- [To be done]: Going through the material below, please gather all lines with the word "JSON" in them.

Source records:
· · · · ·
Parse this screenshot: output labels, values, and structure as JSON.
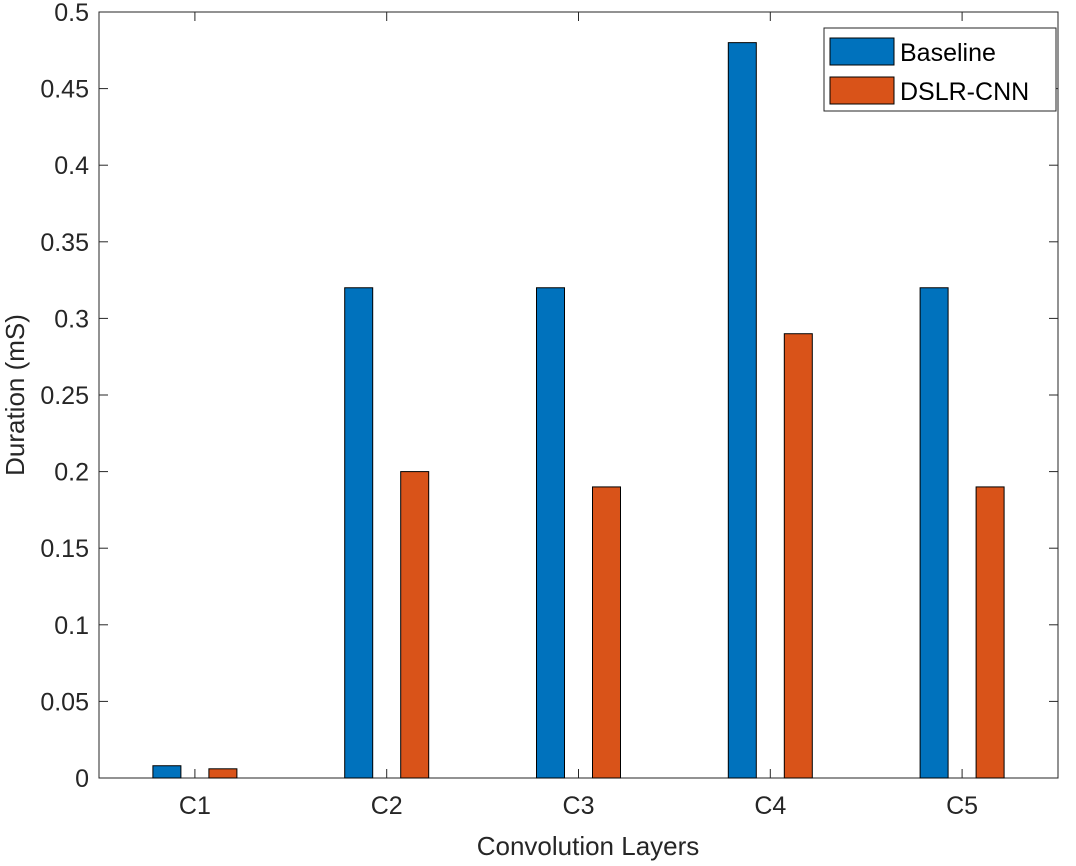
{
  "colors": {
    "baseline": "#0072BD",
    "dslr": "#D95319",
    "axis": "#262626",
    "bar_edge": "#000000"
  },
  "chart_data": {
    "type": "bar",
    "title": "",
    "xlabel": "Convolution Layers",
    "ylabel": "Duration (mS)",
    "categories": [
      "C1",
      "C2",
      "C3",
      "C4",
      "C5"
    ],
    "ylim": [
      0,
      0.5
    ],
    "yticks": [
      "0",
      "0.05",
      "0.1",
      "0.15",
      "0.2",
      "0.25",
      "0.3",
      "0.35",
      "0.4",
      "0.45",
      "0.5"
    ],
    "ytick_values": [
      0,
      0.05,
      0.1,
      0.15,
      0.2,
      0.25,
      0.3,
      0.35,
      0.4,
      0.45,
      0.5
    ],
    "grid": false,
    "legend_position": "top-right",
    "series": [
      {
        "name": "Baseline",
        "values": [
          0.008,
          0.32,
          0.32,
          0.48,
          0.32
        ]
      },
      {
        "name": "DSLR-CNN",
        "values": [
          0.006,
          0.2,
          0.19,
          0.29,
          0.19
        ]
      }
    ]
  }
}
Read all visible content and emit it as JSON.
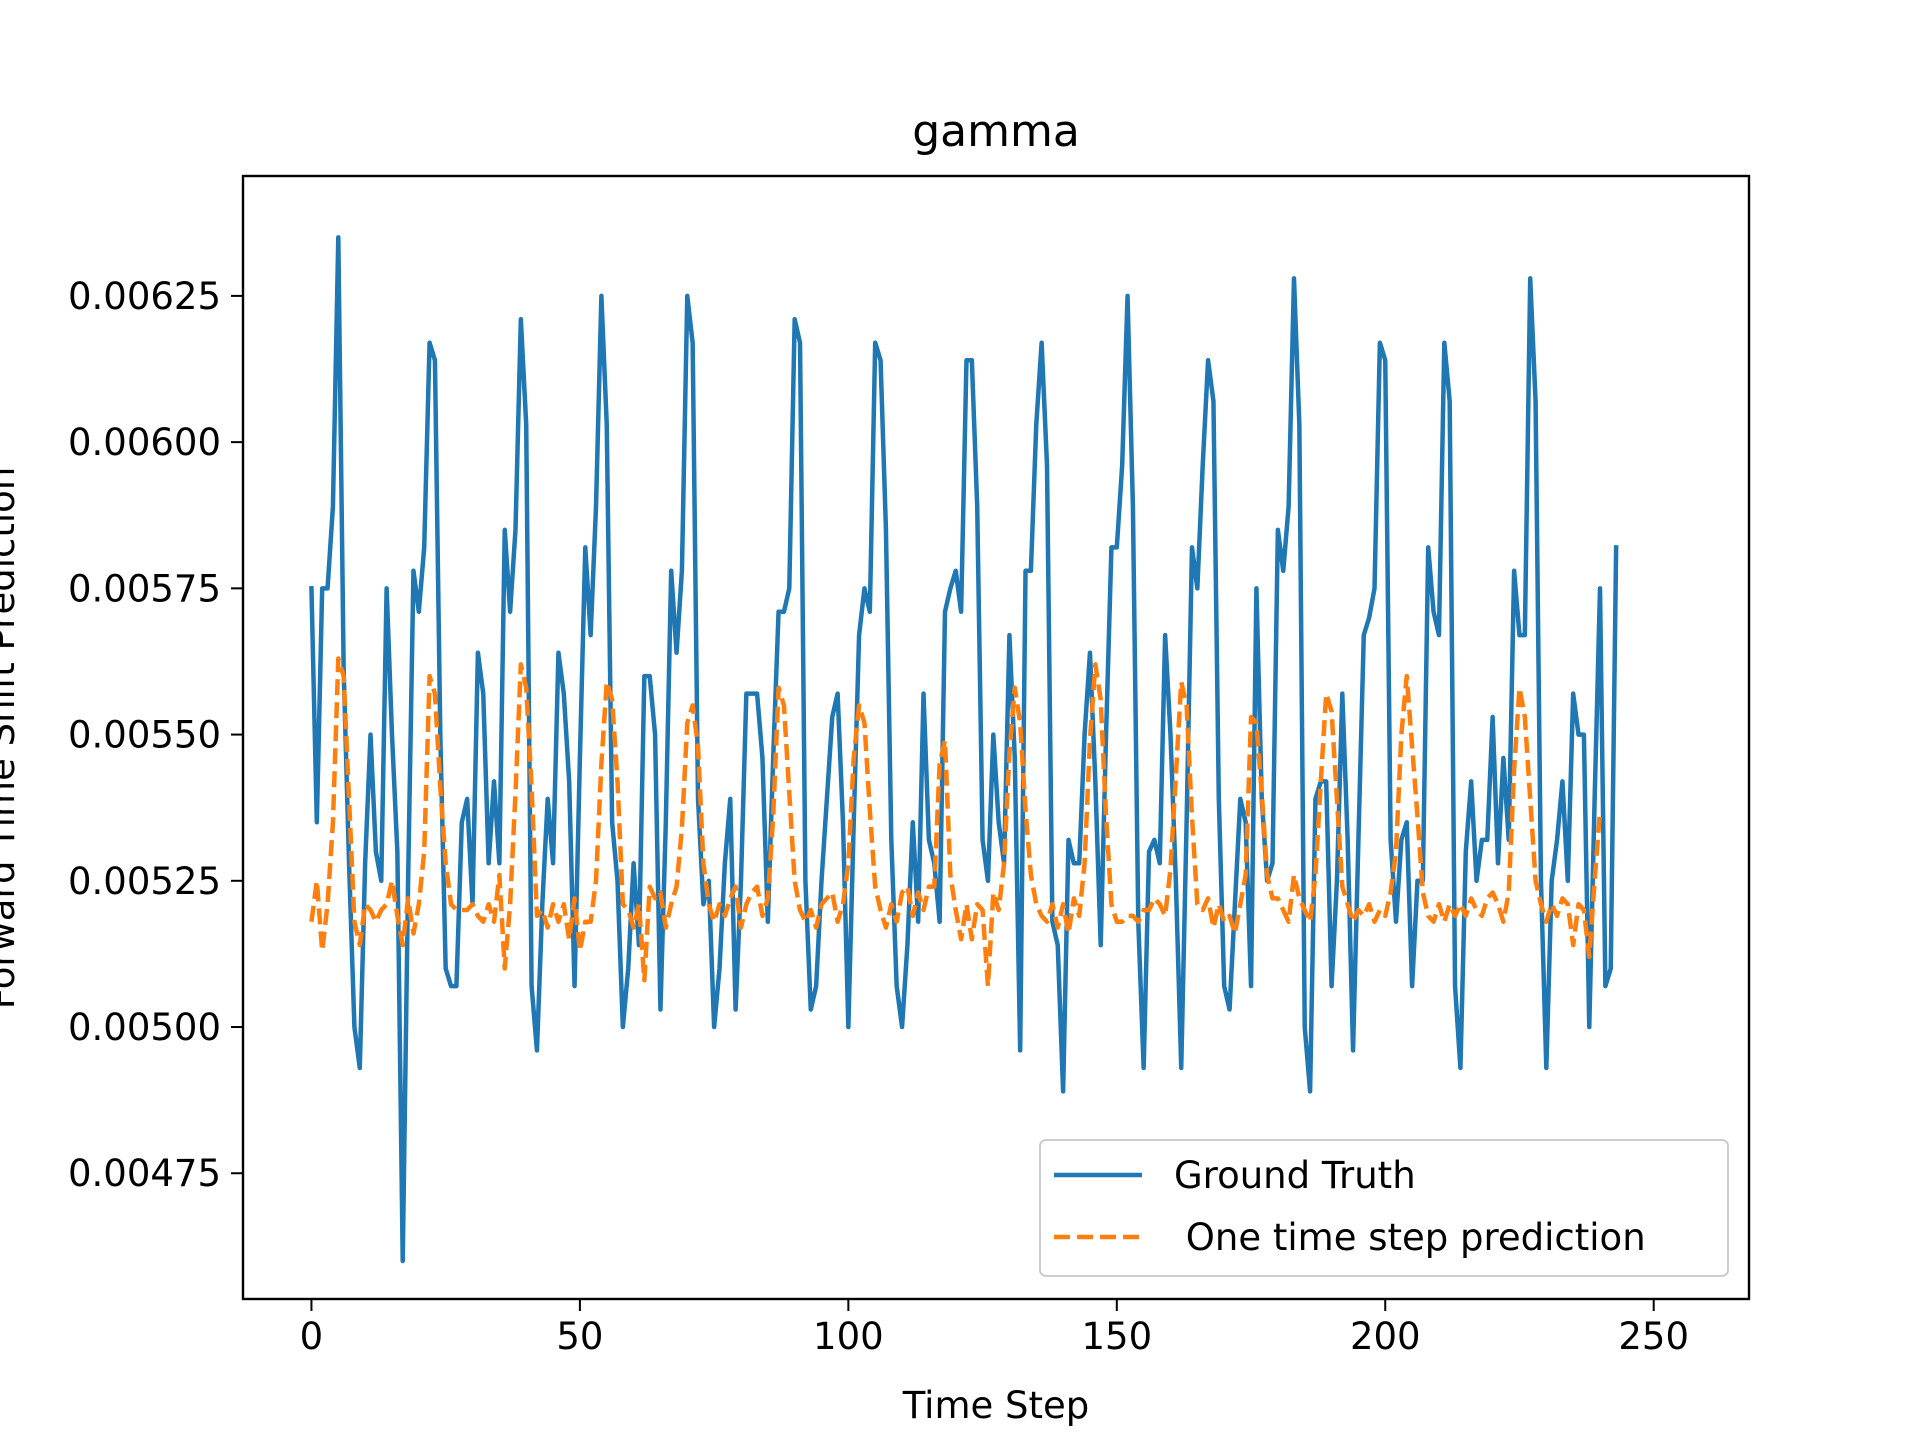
{
  "chart_data": {
    "type": "line",
    "title": "gamma",
    "xlabel": "Time Step",
    "ylabel": "Forward Time Shift Prediction",
    "xlim": [
      -12.75,
      267.75
    ],
    "ylim": [
      0.004535,
      0.006455
    ],
    "xticks": [
      0,
      50,
      100,
      150,
      200,
      250
    ],
    "xtick_labels": [
      "0",
      "50",
      "100",
      "150",
      "200",
      "250"
    ],
    "yticks": [
      0.00475,
      0.005,
      0.00525,
      0.0055,
      0.00575,
      0.006,
      0.00625
    ],
    "ytick_labels": [
      "0.00475",
      "0.00500",
      "0.00525",
      "0.00550",
      "0.00575",
      "0.00600",
      "0.00625"
    ],
    "grid": false,
    "legend_position": "lower right",
    "series": [
      {
        "name": "Ground Truth",
        "style": "solid",
        "color": "#1f77b4",
        "values": [
          0.00575,
          0.00535,
          0.00575,
          0.00575,
          0.00589,
          0.00635,
          0.00561,
          0.00528,
          0.005,
          0.00493,
          0.00528,
          0.0055,
          0.0053,
          0.00525,
          0.00575,
          0.0055,
          0.0053,
          0.0046,
          0.00525,
          0.00578,
          0.00571,
          0.00582,
          0.00617,
          0.00614,
          0.0055,
          0.0051,
          0.00507,
          0.00507,
          0.00535,
          0.00539,
          0.00521,
          0.00564,
          0.00557,
          0.00528,
          0.00542,
          0.00528,
          0.00585,
          0.00571,
          0.00585,
          0.00621,
          0.00603,
          0.00507,
          0.00496,
          0.00521,
          0.00539,
          0.00528,
          0.00564,
          0.00557,
          0.00542,
          0.00507,
          0.00546,
          0.00582,
          0.00567,
          0.00589,
          0.00625,
          0.00603,
          0.00535,
          0.00525,
          0.005,
          0.0051,
          0.00528,
          0.00514,
          0.0056,
          0.0056,
          0.0055,
          0.00503,
          0.00535,
          0.00578,
          0.00564,
          0.00578,
          0.00625,
          0.00617,
          0.00539,
          0.00521,
          0.00525,
          0.005,
          0.0051,
          0.00528,
          0.00539,
          0.00503,
          0.00525,
          0.00557,
          0.00557,
          0.00557,
          0.00546,
          0.00518,
          0.00546,
          0.00571,
          0.00571,
          0.00575,
          0.00621,
          0.00617,
          0.00525,
          0.00503,
          0.00507,
          0.00525,
          0.00539,
          0.00553,
          0.00557,
          0.00535,
          0.005,
          0.00535,
          0.00567,
          0.00575,
          0.00571,
          0.00617,
          0.00614,
          0.00585,
          0.00532,
          0.00507,
          0.005,
          0.00514,
          0.00535,
          0.00518,
          0.00557,
          0.00532,
          0.00528,
          0.00518,
          0.00571,
          0.00575,
          0.00578,
          0.00571,
          0.00614,
          0.00614,
          0.00589,
          0.00532,
          0.00525,
          0.0055,
          0.00535,
          0.00528,
          0.00567,
          0.00546,
          0.00496,
          0.00578,
          0.00578,
          0.00603,
          0.00617,
          0.00596,
          0.00518,
          0.00514,
          0.00489,
          0.00532,
          0.00528,
          0.00528,
          0.0055,
          0.00564,
          0.00542,
          0.00514,
          0.0055,
          0.00582,
          0.00582,
          0.00596,
          0.00625,
          0.00589,
          0.00518,
          0.00493,
          0.0053,
          0.00532,
          0.00528,
          0.00567,
          0.0055,
          0.00525,
          0.00493,
          0.00535,
          0.00582,
          0.00575,
          0.00596,
          0.00614,
          0.00607,
          0.00539,
          0.00507,
          0.00503,
          0.00521,
          0.00539,
          0.00535,
          0.00507,
          0.00575,
          0.00539,
          0.00525,
          0.00528,
          0.00585,
          0.00578,
          0.00589,
          0.00628,
          0.00603,
          0.005,
          0.00489,
          0.00539,
          0.00542,
          0.00542,
          0.00507,
          0.00525,
          0.00557,
          0.00532,
          0.00496,
          0.00532,
          0.00567,
          0.0057,
          0.00575,
          0.00617,
          0.00614,
          0.00532,
          0.00518,
          0.00532,
          0.00535,
          0.00507,
          0.00525,
          0.00525,
          0.00582,
          0.00571,
          0.00567,
          0.00617,
          0.00607,
          0.00507,
          0.00493,
          0.0053,
          0.00542,
          0.00525,
          0.00532,
          0.00532,
          0.00553,
          0.00528,
          0.00546,
          0.00532,
          0.00578,
          0.00567,
          0.00567,
          0.00628,
          0.00607,
          0.00525,
          0.00493,
          0.00525,
          0.00532,
          0.00542,
          0.00525,
          0.00557,
          0.0055,
          0.0055,
          0.005,
          0.00539,
          0.00575,
          0.00507,
          0.0051,
          0.00582
        ]
      },
      {
        "name": " One time step prediction",
        "style": "dashed",
        "color": "#ff7f0e",
        "values": [
          0.00518,
          0.00525,
          0.00513,
          0.00521,
          0.00535,
          0.00563,
          0.0056,
          0.00539,
          0.00518,
          0.00514,
          0.00521,
          0.0052,
          0.00518,
          0.0052,
          0.00521,
          0.00525,
          0.00519,
          0.00514,
          0.00522,
          0.00516,
          0.00521,
          0.0053,
          0.0056,
          0.00557,
          0.00541,
          0.00528,
          0.00521,
          0.0052,
          0.0052,
          0.0052,
          0.00521,
          0.00519,
          0.00518,
          0.00521,
          0.00518,
          0.00526,
          0.0051,
          0.00521,
          0.0054,
          0.00562,
          0.00558,
          0.00541,
          0.00519,
          0.0052,
          0.00517,
          0.00521,
          0.00518,
          0.00521,
          0.00515,
          0.00522,
          0.00513,
          0.00518,
          0.00518,
          0.00525,
          0.00545,
          0.00559,
          0.00556,
          0.00542,
          0.00521,
          0.0052,
          0.00517,
          0.00521,
          0.00508,
          0.00524,
          0.00522,
          0.00523,
          0.00517,
          0.00521,
          0.00524,
          0.00534,
          0.00552,
          0.00555,
          0.00548,
          0.00528,
          0.00521,
          0.00518,
          0.00521,
          0.00519,
          0.00522,
          0.00524,
          0.00517,
          0.00521,
          0.00523,
          0.00524,
          0.00519,
          0.00522,
          0.00536,
          0.00558,
          0.00555,
          0.0054,
          0.00525,
          0.0052,
          0.00518,
          0.0052,
          0.00517,
          0.00521,
          0.00522,
          0.00523,
          0.00518,
          0.00521,
          0.00528,
          0.00546,
          0.00555,
          0.00552,
          0.00537,
          0.00524,
          0.0052,
          0.00517,
          0.00521,
          0.00518,
          0.00523,
          0.00524,
          0.00519,
          0.00523,
          0.0052,
          0.00524,
          0.00524,
          0.00545,
          0.00549,
          0.00526,
          0.0052,
          0.00515,
          0.00521,
          0.00515,
          0.00521,
          0.0052,
          0.00507,
          0.00523,
          0.0052,
          0.00528,
          0.00547,
          0.00558,
          0.00552,
          0.00537,
          0.00526,
          0.00521,
          0.00519,
          0.00518,
          0.00521,
          0.00517,
          0.00521,
          0.00516,
          0.00522,
          0.00519,
          0.00528,
          0.00549,
          0.00562,
          0.00556,
          0.00536,
          0.00521,
          0.00518,
          0.00518,
          0.00519,
          0.00519,
          0.00518,
          0.0052,
          0.0052,
          0.00522,
          0.00521,
          0.00519,
          0.00527,
          0.00543,
          0.00559,
          0.00555,
          0.00536,
          0.00521,
          0.0052,
          0.00522,
          0.00517,
          0.00521,
          0.00518,
          0.00519,
          0.00516,
          0.00521,
          0.00526,
          0.00553,
          0.00552,
          0.0054,
          0.00526,
          0.00522,
          0.00522,
          0.0052,
          0.00518,
          0.00526,
          0.00522,
          0.0052,
          0.00518,
          0.00526,
          0.00542,
          0.00557,
          0.00554,
          0.00539,
          0.00524,
          0.00521,
          0.00518,
          0.0052,
          0.00519,
          0.00521,
          0.00518,
          0.0052,
          0.00519,
          0.00523,
          0.0053,
          0.0055,
          0.0056,
          0.00548,
          0.00536,
          0.00523,
          0.00519,
          0.00518,
          0.00521,
          0.00518,
          0.00521,
          0.00519,
          0.00521,
          0.00519,
          0.00522,
          0.0052,
          0.00519,
          0.00522,
          0.00523,
          0.00521,
          0.00518,
          0.00523,
          0.00544,
          0.00558,
          0.00553,
          0.00539,
          0.00525,
          0.00521,
          0.00518,
          0.00521,
          0.00519,
          0.00522,
          0.00521,
          0.00514,
          0.00521,
          0.0052,
          0.00512,
          0.00525,
          0.00537
        ]
      }
    ]
  }
}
· · · · ·
- [Answer below]:
Parse this screenshot: output labels, values, and structure as JSON.
Read all visible content and emit it as JSON.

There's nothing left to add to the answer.